Start
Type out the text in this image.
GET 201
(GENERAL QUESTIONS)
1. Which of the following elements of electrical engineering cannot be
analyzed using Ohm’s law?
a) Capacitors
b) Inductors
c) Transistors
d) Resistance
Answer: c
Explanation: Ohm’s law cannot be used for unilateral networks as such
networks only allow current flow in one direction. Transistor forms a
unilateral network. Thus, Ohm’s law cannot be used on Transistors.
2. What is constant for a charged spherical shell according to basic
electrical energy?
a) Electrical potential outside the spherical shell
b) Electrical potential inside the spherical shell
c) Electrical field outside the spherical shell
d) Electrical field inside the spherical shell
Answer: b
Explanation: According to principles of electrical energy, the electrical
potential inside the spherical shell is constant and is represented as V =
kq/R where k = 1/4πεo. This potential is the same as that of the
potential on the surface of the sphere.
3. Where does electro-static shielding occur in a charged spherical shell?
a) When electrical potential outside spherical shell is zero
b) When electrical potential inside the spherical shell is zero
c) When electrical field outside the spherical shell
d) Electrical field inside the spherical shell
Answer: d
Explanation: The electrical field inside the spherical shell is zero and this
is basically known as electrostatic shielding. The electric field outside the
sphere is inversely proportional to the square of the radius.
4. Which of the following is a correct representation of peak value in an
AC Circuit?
End
Start
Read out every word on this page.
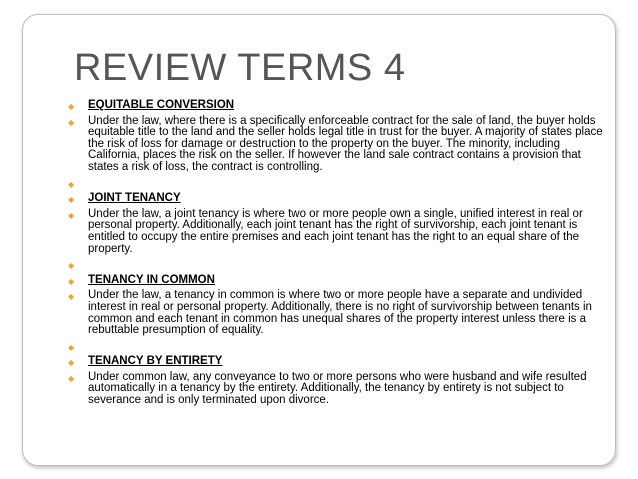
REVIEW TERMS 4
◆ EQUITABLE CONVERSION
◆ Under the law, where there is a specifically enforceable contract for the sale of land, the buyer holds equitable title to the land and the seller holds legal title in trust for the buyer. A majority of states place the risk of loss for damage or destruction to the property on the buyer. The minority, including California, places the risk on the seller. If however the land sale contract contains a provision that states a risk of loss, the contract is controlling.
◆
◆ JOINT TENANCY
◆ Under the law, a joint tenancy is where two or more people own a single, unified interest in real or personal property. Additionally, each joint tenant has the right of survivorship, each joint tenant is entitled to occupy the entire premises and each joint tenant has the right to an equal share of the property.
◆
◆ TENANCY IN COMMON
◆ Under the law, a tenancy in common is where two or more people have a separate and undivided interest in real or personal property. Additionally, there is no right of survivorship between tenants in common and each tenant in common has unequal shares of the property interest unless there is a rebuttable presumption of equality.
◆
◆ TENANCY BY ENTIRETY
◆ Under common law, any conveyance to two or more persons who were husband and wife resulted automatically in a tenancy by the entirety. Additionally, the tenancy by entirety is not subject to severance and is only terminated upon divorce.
End
Copy each line in the data that holds the word "people".

→ **TASK RESULT**
◆ Under the law, a joint tenancy is where two or more people own a single, unified interest in real or personal property. Additionally, each joint tenant has the right of survivorship, each joint tenant is entitled to occupy the entire premises and each joint tenant has the right to an equal share of the property.
◆ Under the law, a tenancy in common is where two or more people have a separate and undivided interest in real or personal property. Additionally, there is no right of survivorship between tenants in common and each tenant in common has unequal shares of the property interest unless there is a rebuttable presumption of equality.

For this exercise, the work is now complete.